→ **Collection entries**
▶

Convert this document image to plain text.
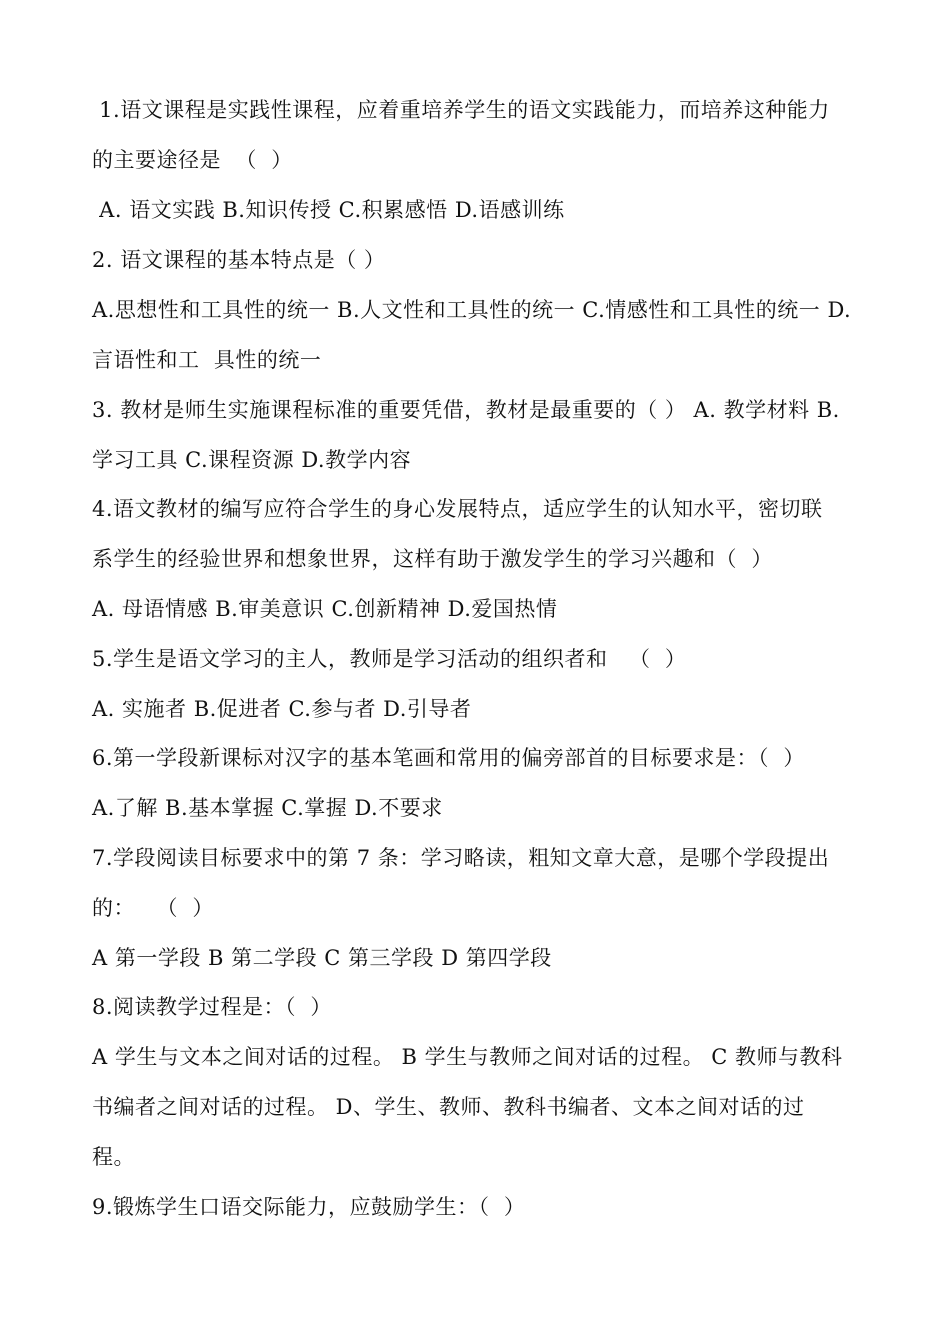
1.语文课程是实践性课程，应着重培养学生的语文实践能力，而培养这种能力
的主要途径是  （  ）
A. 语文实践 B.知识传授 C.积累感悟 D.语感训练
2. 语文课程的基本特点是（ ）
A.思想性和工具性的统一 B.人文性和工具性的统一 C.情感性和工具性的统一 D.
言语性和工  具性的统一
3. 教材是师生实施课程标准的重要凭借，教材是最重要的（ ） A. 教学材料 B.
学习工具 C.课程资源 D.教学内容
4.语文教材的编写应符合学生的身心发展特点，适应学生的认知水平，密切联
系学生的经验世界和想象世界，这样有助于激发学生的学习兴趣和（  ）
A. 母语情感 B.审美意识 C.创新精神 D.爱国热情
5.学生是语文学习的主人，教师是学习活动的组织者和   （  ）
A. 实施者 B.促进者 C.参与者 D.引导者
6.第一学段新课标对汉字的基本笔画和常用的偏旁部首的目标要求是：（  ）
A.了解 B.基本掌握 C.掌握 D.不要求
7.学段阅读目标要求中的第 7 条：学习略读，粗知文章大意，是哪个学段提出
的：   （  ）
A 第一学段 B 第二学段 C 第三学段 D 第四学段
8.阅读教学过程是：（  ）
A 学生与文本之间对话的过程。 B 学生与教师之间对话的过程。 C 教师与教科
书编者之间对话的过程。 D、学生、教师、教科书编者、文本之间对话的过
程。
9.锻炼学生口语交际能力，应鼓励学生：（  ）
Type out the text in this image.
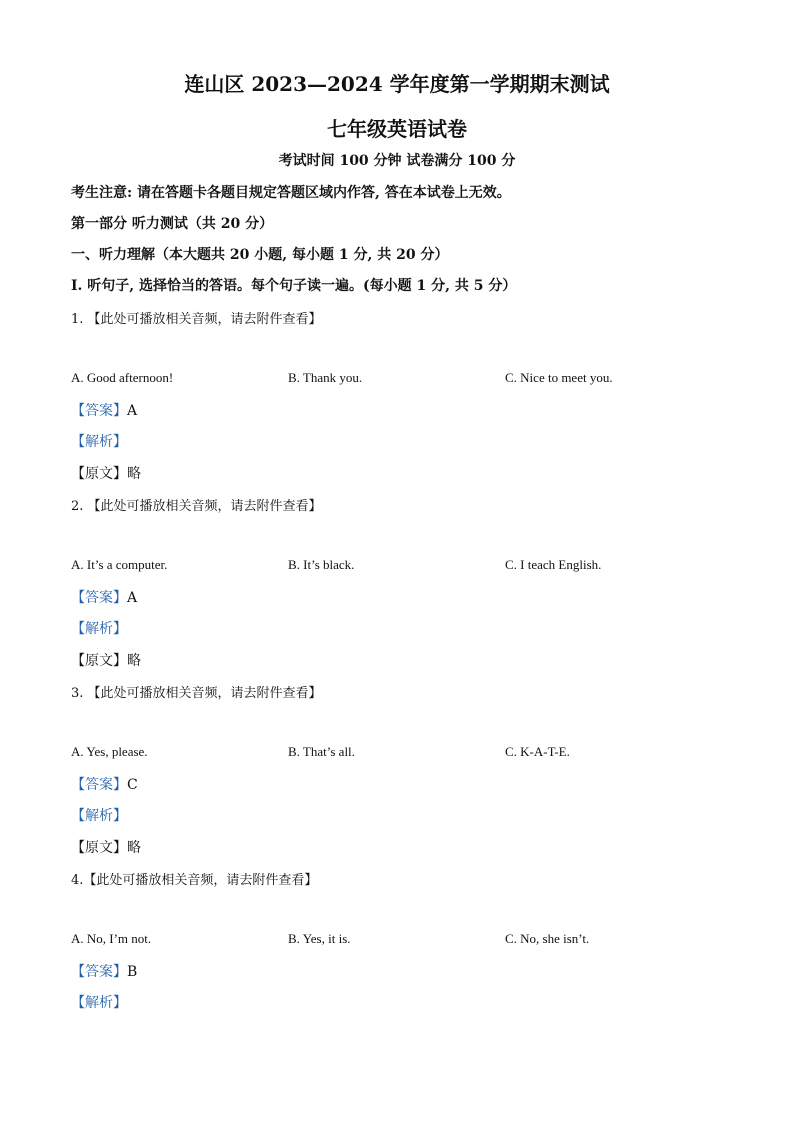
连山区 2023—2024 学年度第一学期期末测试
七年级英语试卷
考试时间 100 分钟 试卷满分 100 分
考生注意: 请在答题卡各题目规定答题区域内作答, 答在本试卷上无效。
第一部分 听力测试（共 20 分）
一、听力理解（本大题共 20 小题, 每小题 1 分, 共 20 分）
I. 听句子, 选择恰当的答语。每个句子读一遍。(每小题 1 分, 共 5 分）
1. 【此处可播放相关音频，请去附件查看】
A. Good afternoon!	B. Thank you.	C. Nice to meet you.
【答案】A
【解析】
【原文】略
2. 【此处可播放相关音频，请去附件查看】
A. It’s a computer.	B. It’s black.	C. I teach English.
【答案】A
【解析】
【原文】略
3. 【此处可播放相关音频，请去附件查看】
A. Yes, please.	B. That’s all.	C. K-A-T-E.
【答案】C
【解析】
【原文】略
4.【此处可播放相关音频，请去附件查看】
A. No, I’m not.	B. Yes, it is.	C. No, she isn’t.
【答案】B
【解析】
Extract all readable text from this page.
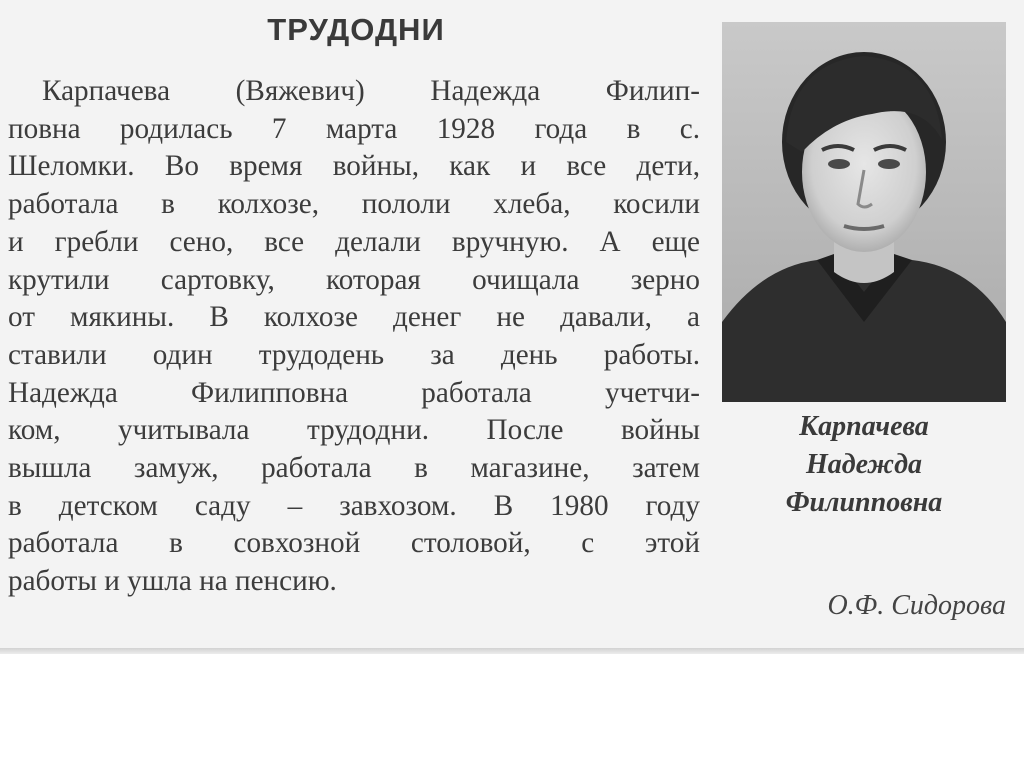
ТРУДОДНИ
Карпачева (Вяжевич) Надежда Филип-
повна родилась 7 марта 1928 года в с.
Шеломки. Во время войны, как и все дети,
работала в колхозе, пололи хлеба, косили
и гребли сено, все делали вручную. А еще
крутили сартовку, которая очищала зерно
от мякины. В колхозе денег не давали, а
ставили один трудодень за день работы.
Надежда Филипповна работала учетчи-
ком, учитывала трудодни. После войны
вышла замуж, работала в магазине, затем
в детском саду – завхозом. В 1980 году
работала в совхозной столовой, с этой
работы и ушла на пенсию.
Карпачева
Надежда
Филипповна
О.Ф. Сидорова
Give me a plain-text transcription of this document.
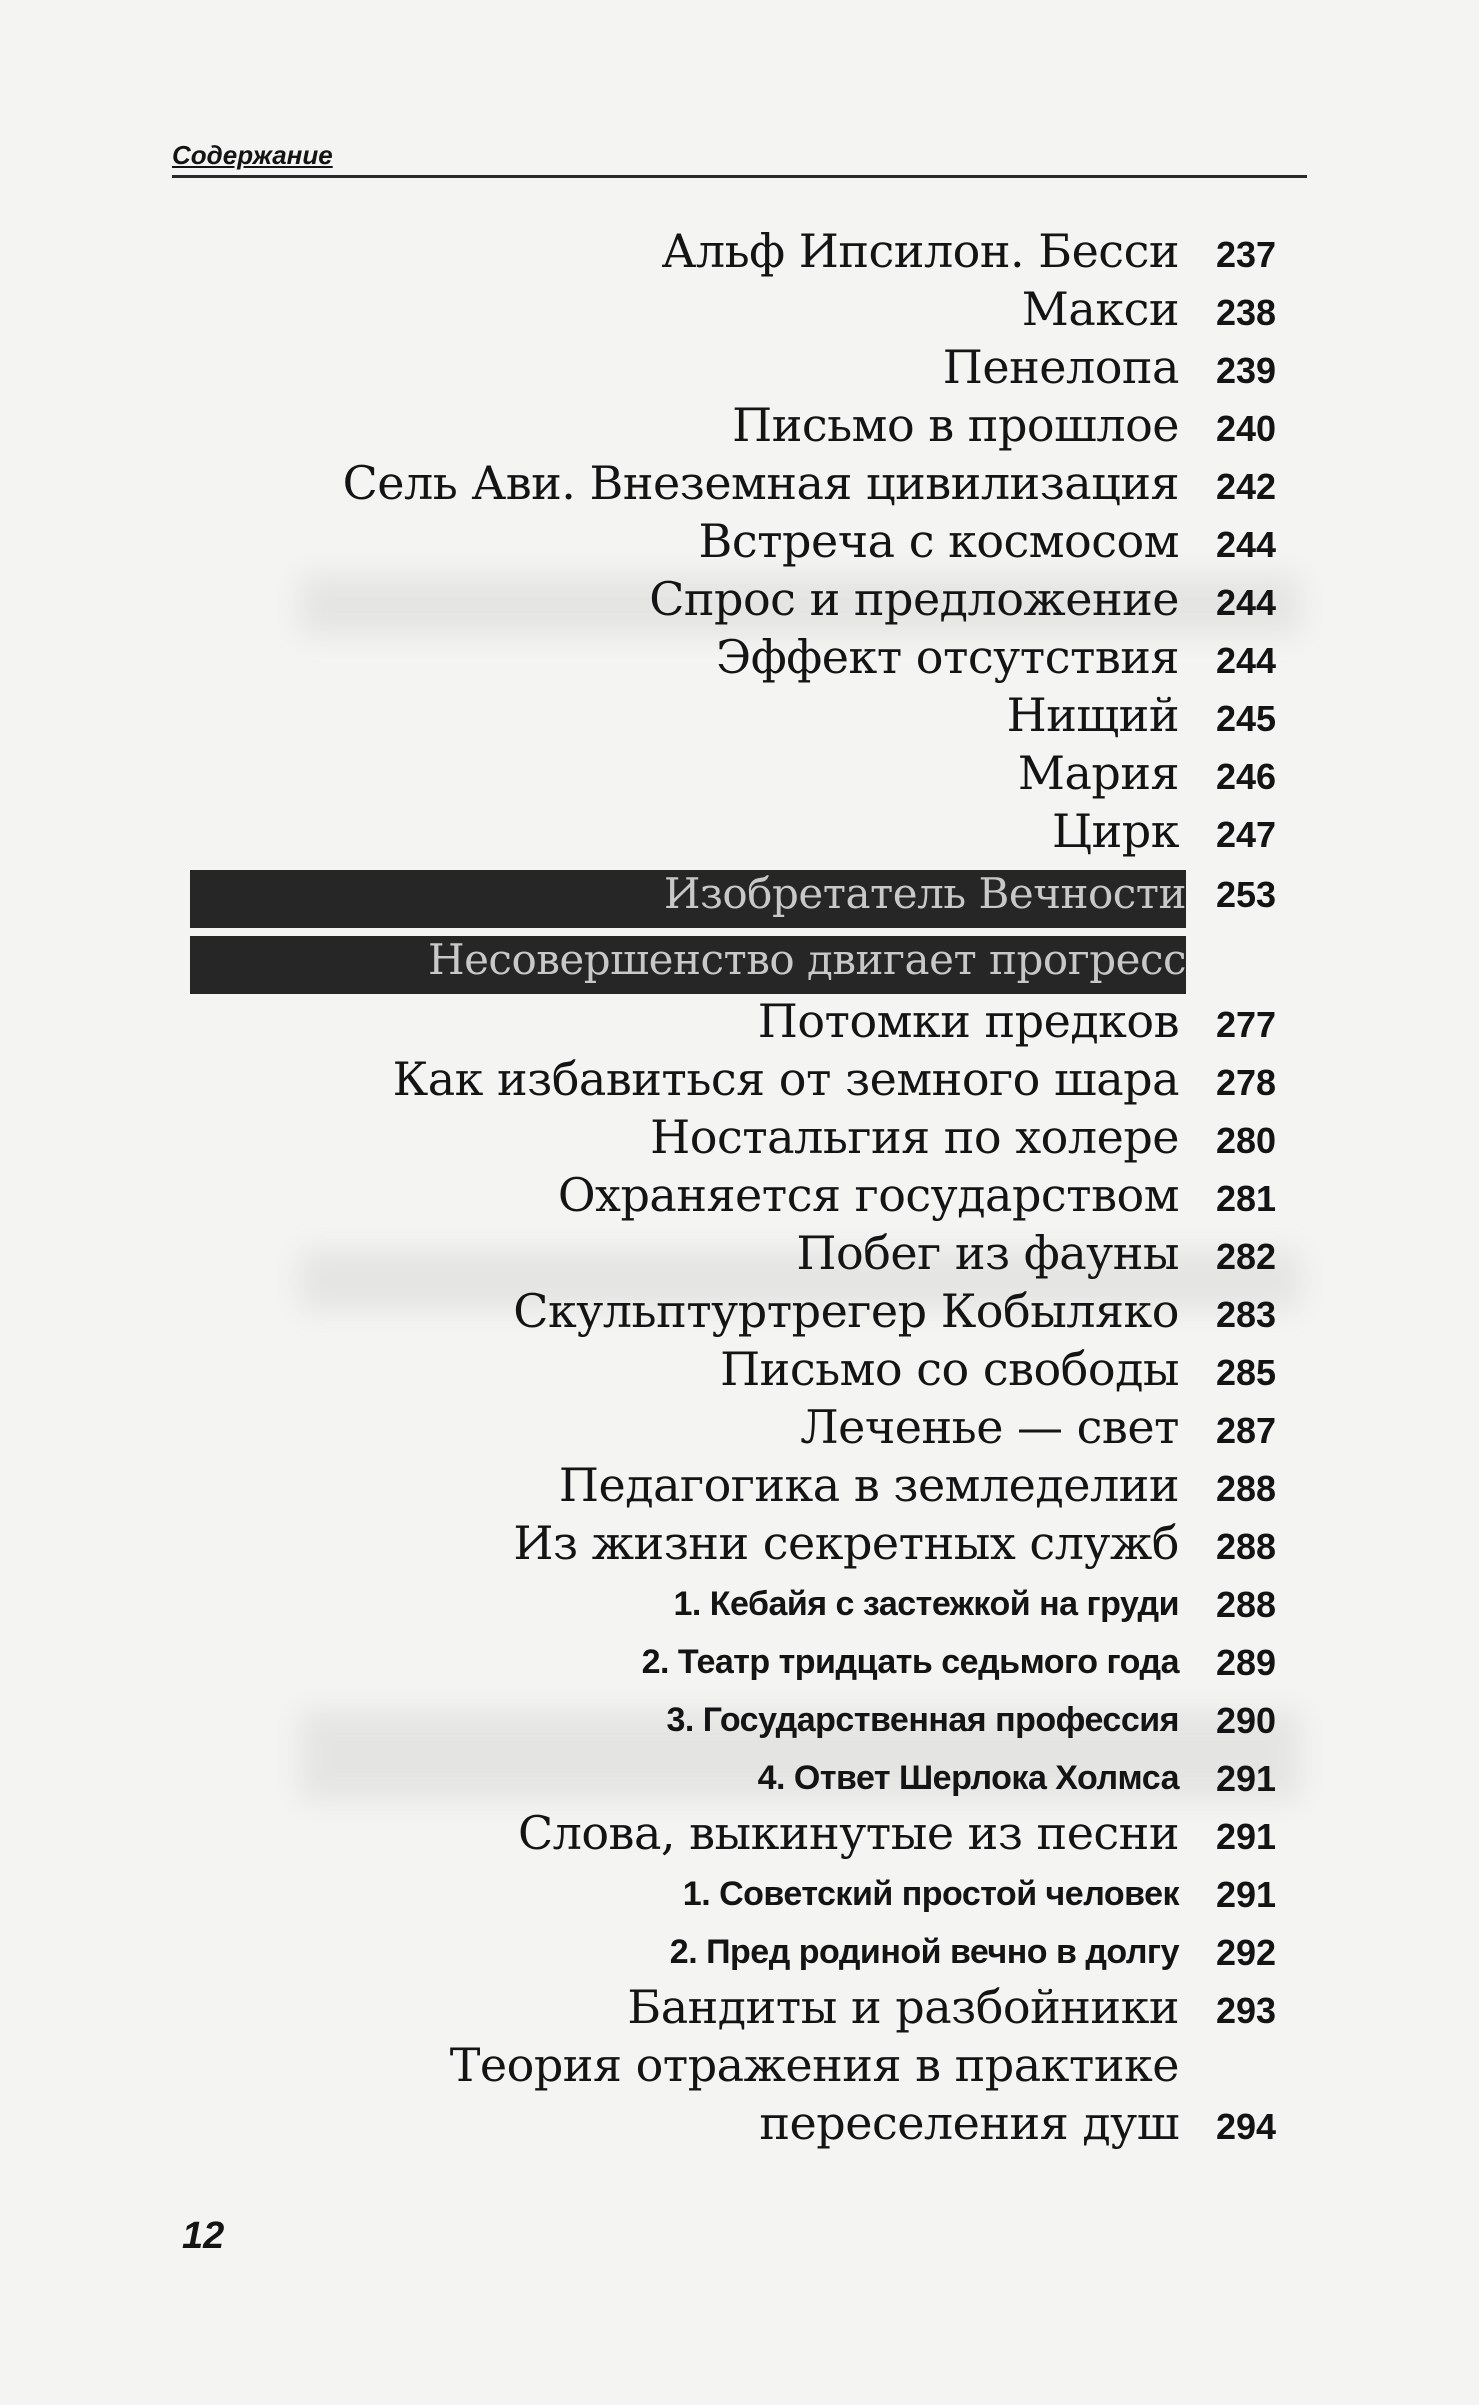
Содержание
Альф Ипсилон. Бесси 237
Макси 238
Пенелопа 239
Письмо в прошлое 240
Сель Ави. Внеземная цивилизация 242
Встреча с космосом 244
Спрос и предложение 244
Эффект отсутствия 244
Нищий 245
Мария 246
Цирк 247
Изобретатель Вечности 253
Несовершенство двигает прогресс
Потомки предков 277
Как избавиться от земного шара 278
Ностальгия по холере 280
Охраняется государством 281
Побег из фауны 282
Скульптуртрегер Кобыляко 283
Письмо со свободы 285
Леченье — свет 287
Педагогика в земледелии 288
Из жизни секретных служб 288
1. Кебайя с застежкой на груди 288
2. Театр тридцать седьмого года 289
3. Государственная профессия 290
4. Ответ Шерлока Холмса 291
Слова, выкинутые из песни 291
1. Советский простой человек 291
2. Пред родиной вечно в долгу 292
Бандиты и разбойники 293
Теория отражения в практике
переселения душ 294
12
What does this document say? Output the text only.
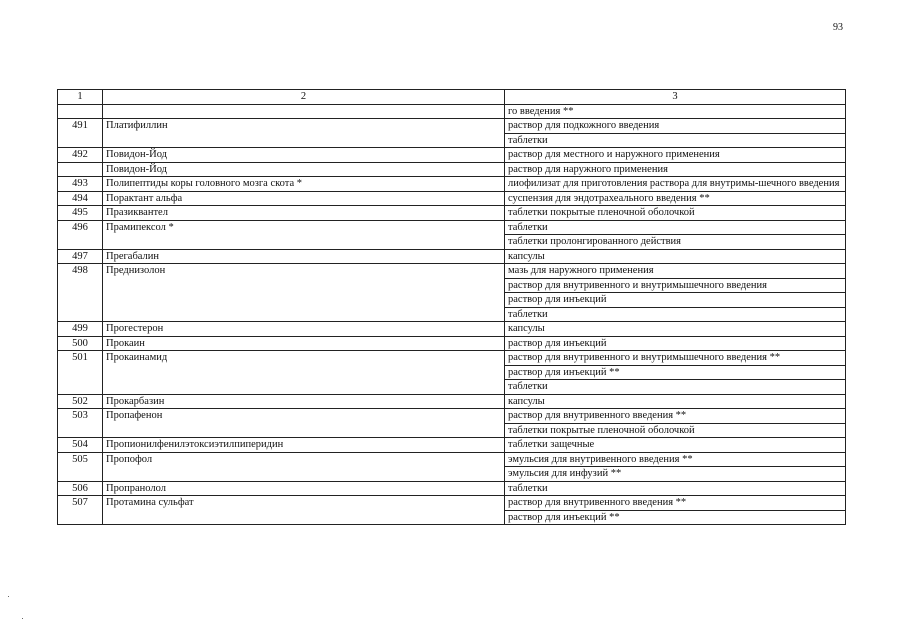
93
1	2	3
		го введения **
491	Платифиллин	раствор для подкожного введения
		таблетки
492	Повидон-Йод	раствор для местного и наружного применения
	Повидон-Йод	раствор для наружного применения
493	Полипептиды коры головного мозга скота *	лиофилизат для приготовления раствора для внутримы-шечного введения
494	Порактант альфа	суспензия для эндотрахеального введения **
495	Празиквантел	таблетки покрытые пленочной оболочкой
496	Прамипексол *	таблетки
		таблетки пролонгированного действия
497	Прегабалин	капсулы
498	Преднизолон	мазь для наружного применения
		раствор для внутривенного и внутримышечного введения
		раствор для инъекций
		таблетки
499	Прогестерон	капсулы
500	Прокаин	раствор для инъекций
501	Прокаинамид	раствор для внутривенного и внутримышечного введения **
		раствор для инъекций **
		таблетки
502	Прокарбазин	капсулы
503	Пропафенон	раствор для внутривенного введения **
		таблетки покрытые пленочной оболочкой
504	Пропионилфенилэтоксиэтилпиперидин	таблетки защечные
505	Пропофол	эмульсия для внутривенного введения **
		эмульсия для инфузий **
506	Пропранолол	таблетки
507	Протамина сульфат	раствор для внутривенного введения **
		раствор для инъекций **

◀

→ **REQUIREMENTS**
Pictures in the records above are left out; print everything else exactly as written.

→ **EXERCISE SOLUTION**
Convert this document image to plain text.
1.语文课程是实践性课程，应着重培养学生的语文实践能力，而培养这种能力
的主要途径是  （  ）
A. 语文实践 B.知识传授 C.积累感悟 D.语感训练
2. 语文课程的基本特点是（ ）
A.思想性和工具性的统一 B.人文性和工具性的统一 C.情感性和工具性的统一 D.
言语性和工  具性的统一
3. 教材是师生实施课程标准的重要凭借，教材是最重要的（ ） A. 教学材料 B.
学习工具 C.课程资源 D.教学内容
4.语文教材的编写应符合学生的身心发展特点，适应学生的认知水平，密切联
系学生的经验世界和想象世界，这样有助于激发学生的学习兴趣和（  ）
A. 母语情感 B.审美意识 C.创新精神 D.爱国热情
5.学生是语文学习的主人，教师是学习活动的组织者和   （  ）
A. 实施者 B.促进者 C.参与者 D.引导者
6.第一学段新课标对汉字的基本笔画和常用的偏旁部首的目标要求是：（  ）
A.了解 B.基本掌握 C.掌握 D.不要求
7.学段阅读目标要求中的第 7 条：学习略读，粗知文章大意，是哪个学段提出
的：   （  ）
A 第一学段 B 第二学段 C 第三学段 D 第四学段
8.阅读教学过程是：（  ）
A 学生与文本之间对话的过程。 B 学生与教师之间对话的过程。 C 教师与教科
书编者之间对话的过程。 D、学生、教师、教科书编者、文本之间对话的过
程。
9.锻炼学生口语交际能力，应鼓励学生：（  ）
Type out the text in this image.
连山区 2023—2024 学年度第一学期期末测试
七年级英语试卷
考试时间 100 分钟 试卷满分 100 分
考生注意: 请在答题卡各题目规定答题区域内作答, 答在本试卷上无效。
第一部分 听力测试（共 20 分）
一、听力理解（本大题共 20 小题, 每小题 1 分, 共 20 分）
I. 听句子, 选择恰当的答语。每个句子读一遍。(每小题 1 分, 共 5 分）
1. 【此处可播放相关音频，请去附件查看】
A. Good afternoon!	B. Thank you.	C. Nice to meet you.
【答案】A
【解析】
【原文】略
2. 【此处可播放相关音频，请去附件查看】
A. It’s a computer.	B. It’s black.	C. I teach English.
【答案】A
【解析】
【原文】略
3. 【此处可播放相关音频，请去附件查看】
A. Yes, please.	B. That’s all.	C. K-A-T-E.
【答案】C
【解析】
【原文】略
4.【此处可播放相关音频，请去附件查看】
A. No, I’m not.	B. Yes, it is.	C. No, she isn’t.
【答案】B
【解析】
Extract all readable text from this page.
ТРУДОДНИ
Карпачева (Вяжевич) Надежда Филип-
повна родилась 7 марта 1928 года в с.
Шеломки. Во время войны, как и все дети,
работала в колхозе, пололи хлеба, косили
и гребли сено, все делали вручную. А еще
крутили сартовку, которая очищала зерно
от мякины. В колхозе денег не давали, а
ставили один трудодень за день работы.
Надежда Филипповна работала учетчи-
ком, учитывала трудодни. После войны
вышла замуж, работала в магазине, затем
в детском саду – завхозом. В 1980 году
работала в совхозной столовой, с этой
работы и ушла на пенсию.
Карпачева
Надежда
Филипповна
О.Ф. Сидорова
Give me a plain-text transcription of this document.
Содержание
Альф Ипсилон. Бесси 237
Макси 238
Пенелопа 239
Письмо в прошлое 240
Сель Ави. Внеземная цивилизация 242
Встреча с космосом 244
Спрос и предложение 244
Эффект отсутствия 244
Нищий 245
Мария 246
Цирк 247
Изобретатель Вечности 253
Несовершенство двигает прогресс
Потомки предков 277
Как избавиться от земного шара 278
Ностальгия по холере 280
Охраняется государством 281
Побег из фауны 282
Скульптуртрегер Кобыляко 283
Письмо со свободы 285
Леченье — свет 287
Педагогика в земледелии 288
Из жизни секретных служб 288
1. Кебайя с застежкой на груди 288
2. Театр тридцать седьмого года 289
3. Государственная профессия 290
4. Ответ Шерлока Холмса 291
Слова, выкинутые из песни 291
1. Советский простой человек 291
2. Пред родиной вечно в долгу 292
Бандиты и разбойники 293
Теория отражения в практике
переселения душ 294
12
What does this document say? Output the text only.
93
1	2	3
		го введения **
491	Платифиллин	раствор для подкожного введения
		таблетки
492	Повидон-Йод	раствор для местного и наружного применения
	Повидон-Йод	раствор для наружного применения
493	Полипептиды коры головного мозга скота *	лиофилизат для приготовления раствора для внутримы-шечного введения
494	Порактант альфа	суспензия для эндотрахеального введения **
495	Празиквантел	таблетки покрытые пленочной оболочкой
496	Прамипексол *	таблетки
		таблетки пролонгированного действия
497	Прегабалин	капсулы
498	Преднизолон	мазь для наружного применения
		раствор для внутривенного и внутримышечного введения
		раствор для инъекций
		таблетки
499	Прогестерон	капсулы
500	Прокаин	раствор для инъекций
501	Прокаинамид	раствор для внутривенного и внутримышечного введения **
		раствор для инъекций **
		таблетки
502	Прокарбазин	капсулы
503	Пропафенон	раствор для внутривенного введения **
		таблетки покрытые пленочной оболочкой
504	Пропионилфенилэтоксиэтилпиперидин	таблетки защечные
505	Пропофол	эмульсия для внутривенного введения **
		эмульсия для инфузий **
506	Пропранолол	таблетки
507	Протамина сульфат	раствор для внутривенного введения **
		раствор для инъекций **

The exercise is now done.